(Data records)
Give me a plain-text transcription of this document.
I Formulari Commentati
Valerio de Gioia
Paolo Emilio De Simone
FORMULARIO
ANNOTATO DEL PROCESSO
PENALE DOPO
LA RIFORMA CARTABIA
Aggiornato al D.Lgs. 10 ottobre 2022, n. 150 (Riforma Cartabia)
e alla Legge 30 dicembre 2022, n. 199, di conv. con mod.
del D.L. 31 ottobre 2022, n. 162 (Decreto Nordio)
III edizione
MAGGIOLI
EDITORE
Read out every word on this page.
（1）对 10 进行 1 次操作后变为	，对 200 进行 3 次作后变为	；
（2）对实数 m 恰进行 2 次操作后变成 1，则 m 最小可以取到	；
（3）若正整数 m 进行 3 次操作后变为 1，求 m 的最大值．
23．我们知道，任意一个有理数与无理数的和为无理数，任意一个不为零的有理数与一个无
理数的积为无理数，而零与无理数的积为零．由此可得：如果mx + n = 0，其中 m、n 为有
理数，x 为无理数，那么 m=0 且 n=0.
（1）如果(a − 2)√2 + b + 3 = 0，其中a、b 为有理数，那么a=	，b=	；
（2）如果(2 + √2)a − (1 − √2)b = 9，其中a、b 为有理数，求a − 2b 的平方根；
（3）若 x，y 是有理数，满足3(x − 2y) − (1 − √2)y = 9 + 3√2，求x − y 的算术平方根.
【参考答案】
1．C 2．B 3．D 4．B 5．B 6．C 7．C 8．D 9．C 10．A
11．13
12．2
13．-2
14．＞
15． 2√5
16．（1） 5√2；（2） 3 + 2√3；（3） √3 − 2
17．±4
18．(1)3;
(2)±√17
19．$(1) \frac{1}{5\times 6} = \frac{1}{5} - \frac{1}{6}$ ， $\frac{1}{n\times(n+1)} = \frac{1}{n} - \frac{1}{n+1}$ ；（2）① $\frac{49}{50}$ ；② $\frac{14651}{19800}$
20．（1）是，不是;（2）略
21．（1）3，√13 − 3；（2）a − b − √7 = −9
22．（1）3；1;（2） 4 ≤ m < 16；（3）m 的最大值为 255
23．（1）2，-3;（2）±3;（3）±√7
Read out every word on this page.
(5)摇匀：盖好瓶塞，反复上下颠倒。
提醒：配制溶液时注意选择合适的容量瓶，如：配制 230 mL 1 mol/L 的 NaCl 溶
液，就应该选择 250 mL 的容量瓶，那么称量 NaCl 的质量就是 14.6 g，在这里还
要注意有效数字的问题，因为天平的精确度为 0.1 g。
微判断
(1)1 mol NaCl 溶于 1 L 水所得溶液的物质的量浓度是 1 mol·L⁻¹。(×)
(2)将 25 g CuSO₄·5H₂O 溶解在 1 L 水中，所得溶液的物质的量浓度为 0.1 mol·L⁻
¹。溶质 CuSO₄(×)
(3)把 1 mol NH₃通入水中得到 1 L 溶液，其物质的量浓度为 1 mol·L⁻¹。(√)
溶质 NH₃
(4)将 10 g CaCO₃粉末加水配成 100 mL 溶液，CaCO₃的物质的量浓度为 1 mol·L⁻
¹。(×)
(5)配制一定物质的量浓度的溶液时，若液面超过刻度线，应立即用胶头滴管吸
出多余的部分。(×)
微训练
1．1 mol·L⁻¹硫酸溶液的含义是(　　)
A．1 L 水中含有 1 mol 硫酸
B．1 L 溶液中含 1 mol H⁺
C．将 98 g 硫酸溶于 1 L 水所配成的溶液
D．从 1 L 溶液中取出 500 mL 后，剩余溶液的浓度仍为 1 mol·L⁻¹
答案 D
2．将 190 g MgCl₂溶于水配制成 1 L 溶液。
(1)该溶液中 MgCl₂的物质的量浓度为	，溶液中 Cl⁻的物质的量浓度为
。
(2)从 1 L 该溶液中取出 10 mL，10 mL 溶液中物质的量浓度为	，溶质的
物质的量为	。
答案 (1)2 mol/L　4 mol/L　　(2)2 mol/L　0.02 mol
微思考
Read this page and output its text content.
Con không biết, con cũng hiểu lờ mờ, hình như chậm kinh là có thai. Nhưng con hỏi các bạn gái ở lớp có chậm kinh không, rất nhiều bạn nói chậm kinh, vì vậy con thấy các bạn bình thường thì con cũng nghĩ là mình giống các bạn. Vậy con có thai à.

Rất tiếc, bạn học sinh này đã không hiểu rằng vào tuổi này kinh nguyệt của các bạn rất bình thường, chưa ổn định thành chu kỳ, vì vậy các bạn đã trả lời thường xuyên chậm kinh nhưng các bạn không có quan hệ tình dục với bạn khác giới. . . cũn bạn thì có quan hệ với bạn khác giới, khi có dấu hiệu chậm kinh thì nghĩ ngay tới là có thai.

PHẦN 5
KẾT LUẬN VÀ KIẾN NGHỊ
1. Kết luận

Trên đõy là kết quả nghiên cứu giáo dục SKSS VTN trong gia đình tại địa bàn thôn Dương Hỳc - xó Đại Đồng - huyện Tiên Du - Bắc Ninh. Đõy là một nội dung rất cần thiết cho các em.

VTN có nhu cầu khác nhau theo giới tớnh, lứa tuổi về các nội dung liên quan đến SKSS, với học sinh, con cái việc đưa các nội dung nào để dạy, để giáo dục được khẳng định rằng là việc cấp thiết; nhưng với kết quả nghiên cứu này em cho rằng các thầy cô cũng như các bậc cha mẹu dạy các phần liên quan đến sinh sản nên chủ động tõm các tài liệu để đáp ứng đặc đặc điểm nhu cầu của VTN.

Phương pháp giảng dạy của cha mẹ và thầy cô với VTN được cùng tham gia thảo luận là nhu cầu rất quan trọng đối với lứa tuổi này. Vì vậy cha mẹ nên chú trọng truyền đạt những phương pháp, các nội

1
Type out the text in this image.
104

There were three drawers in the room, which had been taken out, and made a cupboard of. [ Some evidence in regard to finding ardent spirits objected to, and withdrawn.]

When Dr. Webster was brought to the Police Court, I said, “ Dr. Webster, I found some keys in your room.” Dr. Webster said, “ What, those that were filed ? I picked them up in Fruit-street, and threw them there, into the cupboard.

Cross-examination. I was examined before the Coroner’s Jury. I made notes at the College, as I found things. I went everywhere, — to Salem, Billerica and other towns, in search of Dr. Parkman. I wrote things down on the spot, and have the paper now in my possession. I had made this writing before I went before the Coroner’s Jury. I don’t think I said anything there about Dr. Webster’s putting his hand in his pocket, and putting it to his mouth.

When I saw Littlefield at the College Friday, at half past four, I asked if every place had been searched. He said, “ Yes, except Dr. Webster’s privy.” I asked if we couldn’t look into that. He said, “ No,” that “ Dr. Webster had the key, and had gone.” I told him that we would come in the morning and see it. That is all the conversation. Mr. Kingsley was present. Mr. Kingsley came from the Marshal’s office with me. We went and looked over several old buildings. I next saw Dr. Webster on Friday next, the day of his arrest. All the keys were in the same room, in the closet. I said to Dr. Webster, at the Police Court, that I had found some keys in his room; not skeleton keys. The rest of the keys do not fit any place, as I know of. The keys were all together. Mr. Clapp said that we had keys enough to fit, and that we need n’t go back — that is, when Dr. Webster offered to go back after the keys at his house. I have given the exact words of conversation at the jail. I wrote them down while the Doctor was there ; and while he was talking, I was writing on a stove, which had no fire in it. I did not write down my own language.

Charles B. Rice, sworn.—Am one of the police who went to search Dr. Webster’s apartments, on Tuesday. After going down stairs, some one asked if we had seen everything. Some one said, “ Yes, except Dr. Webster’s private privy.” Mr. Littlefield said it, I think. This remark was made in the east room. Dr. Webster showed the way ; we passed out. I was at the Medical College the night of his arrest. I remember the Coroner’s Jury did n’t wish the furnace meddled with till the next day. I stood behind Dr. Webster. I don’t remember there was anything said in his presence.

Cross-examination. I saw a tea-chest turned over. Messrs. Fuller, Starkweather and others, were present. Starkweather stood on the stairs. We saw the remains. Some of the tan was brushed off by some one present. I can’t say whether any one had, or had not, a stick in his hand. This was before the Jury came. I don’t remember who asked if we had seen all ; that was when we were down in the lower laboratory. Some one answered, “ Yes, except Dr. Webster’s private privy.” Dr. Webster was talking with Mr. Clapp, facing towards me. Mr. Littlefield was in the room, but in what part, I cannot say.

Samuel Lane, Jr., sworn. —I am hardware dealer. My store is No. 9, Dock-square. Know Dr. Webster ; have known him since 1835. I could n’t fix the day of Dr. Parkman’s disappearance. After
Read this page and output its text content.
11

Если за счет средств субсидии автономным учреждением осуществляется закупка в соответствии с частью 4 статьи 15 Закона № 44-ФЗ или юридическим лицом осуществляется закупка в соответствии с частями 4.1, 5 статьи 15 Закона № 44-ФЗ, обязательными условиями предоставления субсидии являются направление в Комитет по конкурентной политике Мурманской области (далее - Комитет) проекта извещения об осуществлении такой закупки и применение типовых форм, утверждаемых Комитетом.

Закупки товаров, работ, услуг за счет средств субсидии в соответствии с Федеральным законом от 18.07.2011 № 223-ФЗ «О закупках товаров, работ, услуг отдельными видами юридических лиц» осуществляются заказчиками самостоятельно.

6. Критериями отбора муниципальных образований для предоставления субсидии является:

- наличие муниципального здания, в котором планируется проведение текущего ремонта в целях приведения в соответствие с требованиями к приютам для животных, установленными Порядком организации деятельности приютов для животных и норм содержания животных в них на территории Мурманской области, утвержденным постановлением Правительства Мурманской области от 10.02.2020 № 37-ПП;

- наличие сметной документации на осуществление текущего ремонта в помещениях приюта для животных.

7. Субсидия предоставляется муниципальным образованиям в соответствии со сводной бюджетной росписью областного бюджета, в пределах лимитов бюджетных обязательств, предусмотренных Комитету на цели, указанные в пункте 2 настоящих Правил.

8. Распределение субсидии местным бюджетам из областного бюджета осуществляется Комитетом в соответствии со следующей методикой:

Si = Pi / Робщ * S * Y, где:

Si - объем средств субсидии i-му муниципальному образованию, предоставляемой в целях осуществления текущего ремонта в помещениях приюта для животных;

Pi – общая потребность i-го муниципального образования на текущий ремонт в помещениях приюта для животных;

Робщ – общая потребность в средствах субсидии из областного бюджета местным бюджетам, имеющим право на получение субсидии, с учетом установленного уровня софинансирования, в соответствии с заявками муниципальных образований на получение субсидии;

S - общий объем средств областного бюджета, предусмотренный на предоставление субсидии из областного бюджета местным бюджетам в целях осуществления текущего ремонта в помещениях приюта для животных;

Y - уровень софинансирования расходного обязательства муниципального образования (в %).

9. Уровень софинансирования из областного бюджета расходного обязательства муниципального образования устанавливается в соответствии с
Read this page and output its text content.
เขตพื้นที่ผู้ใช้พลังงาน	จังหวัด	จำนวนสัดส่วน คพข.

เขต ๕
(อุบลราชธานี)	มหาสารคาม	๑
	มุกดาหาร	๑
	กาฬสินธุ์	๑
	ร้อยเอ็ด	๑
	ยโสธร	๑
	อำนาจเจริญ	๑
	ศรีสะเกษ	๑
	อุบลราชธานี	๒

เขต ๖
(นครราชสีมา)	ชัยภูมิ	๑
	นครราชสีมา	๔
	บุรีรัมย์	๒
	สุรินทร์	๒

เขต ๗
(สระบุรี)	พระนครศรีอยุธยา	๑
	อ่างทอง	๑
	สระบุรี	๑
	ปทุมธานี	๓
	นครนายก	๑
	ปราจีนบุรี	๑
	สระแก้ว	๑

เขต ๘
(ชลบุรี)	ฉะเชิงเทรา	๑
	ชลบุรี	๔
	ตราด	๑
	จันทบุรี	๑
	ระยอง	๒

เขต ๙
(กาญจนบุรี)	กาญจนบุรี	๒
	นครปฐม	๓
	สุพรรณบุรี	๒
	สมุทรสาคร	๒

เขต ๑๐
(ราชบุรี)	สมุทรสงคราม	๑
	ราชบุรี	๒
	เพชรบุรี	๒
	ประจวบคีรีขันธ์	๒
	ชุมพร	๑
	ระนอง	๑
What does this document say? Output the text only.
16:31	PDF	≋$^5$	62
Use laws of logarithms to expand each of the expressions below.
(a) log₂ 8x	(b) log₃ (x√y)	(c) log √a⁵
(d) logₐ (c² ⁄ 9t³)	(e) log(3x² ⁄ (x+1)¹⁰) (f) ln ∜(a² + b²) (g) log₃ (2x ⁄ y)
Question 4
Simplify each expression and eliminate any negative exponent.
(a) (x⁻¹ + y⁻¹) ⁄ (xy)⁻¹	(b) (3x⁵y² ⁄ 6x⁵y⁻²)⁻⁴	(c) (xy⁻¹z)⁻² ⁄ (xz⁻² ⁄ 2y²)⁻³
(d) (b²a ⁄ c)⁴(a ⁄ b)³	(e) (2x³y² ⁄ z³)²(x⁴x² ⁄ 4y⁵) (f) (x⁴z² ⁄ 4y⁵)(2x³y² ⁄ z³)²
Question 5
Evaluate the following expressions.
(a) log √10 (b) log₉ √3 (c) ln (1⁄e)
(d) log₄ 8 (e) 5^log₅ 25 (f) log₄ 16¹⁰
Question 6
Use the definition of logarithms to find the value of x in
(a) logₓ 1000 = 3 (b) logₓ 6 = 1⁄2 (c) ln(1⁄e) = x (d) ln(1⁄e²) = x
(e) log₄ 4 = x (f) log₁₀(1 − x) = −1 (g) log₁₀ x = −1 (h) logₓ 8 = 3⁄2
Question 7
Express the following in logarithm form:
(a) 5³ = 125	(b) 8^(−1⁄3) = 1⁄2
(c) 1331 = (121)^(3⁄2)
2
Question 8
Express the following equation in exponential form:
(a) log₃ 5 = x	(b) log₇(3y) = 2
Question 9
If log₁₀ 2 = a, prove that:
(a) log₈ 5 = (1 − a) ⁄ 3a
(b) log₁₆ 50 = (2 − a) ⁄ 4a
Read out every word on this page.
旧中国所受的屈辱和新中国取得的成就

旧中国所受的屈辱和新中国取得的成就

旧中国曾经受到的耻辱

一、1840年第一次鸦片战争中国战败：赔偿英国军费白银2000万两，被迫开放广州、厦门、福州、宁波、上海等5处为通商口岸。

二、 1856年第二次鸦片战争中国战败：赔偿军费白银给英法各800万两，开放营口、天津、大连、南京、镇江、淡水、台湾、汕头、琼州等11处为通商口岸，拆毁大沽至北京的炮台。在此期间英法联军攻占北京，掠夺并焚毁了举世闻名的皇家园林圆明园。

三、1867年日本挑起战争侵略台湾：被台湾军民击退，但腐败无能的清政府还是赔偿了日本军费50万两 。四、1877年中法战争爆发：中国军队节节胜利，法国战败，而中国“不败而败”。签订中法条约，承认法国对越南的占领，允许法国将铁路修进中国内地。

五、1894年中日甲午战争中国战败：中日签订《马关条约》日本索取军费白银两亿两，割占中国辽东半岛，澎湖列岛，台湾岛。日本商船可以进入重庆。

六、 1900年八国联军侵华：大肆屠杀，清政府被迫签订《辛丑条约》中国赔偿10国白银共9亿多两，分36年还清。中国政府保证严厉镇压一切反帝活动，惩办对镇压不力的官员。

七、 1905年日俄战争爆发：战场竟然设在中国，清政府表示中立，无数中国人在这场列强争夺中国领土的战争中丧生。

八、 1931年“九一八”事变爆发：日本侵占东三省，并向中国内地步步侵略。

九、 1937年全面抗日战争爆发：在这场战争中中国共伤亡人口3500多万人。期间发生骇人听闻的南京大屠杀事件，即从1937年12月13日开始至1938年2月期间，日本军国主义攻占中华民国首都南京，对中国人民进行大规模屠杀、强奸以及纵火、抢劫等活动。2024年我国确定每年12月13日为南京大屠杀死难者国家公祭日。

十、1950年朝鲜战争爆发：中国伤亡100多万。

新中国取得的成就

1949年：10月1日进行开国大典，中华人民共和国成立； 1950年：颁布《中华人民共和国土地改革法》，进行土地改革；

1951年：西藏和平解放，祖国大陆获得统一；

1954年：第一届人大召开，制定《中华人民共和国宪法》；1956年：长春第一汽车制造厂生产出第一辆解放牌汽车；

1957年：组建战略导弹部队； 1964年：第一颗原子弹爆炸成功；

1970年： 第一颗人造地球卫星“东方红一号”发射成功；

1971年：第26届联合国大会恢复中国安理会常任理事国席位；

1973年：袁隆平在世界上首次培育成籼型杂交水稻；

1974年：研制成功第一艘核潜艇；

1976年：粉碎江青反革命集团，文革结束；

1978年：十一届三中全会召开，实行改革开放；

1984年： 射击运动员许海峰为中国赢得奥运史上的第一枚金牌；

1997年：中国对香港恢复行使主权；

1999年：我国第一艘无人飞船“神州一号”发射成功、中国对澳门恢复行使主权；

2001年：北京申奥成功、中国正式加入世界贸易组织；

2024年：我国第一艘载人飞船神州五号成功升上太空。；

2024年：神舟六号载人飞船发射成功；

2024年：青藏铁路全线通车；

§ What the task requires
Gather each line in the entries above where the string "them" is found.

§ Written solution
When Dr. Webster was brought to the Police Court, I said, “ Dr. Webster, I found some keys in your room.” Dr. Webster said, “ What, those that were filed ? I picked them up in Fruit-street, and threw them there, into the cupboard.
When I saw Littlefield at the College Friday, at half past four, I asked if every place had been searched. He said, “ Yes, except Dr. Webster’s privy.” I asked if we couldn’t look into that. He said, “ No,” that “ Dr. Webster had the key, and had gone.” I told him that we would come in the morning and see it. That is all the conversation. Mr. Kingsley was present. Mr. Kingsley came from the Marshal’s office with me. We went and looked over several old buildings. I next saw Dr. Webster on Friday next, the day of his arrest. All the keys were in the same room, in the closet. I said to Dr. Webster, at the Police Court, that I had found some keys in his room; not skeleton keys. The rest of the keys do not fit any place, as I know of. The keys were all together. Mr. Clapp said that we had keys enough to fit, and that we need n’t go back — that is, when Dr. Webster offered to go back after the keys at his house. I have given the exact words of conversation at the jail. I wrote them down while the Doctor was there ; and while he was talking, I was writing on a stove, which had no fire in it. I did not write down my own language.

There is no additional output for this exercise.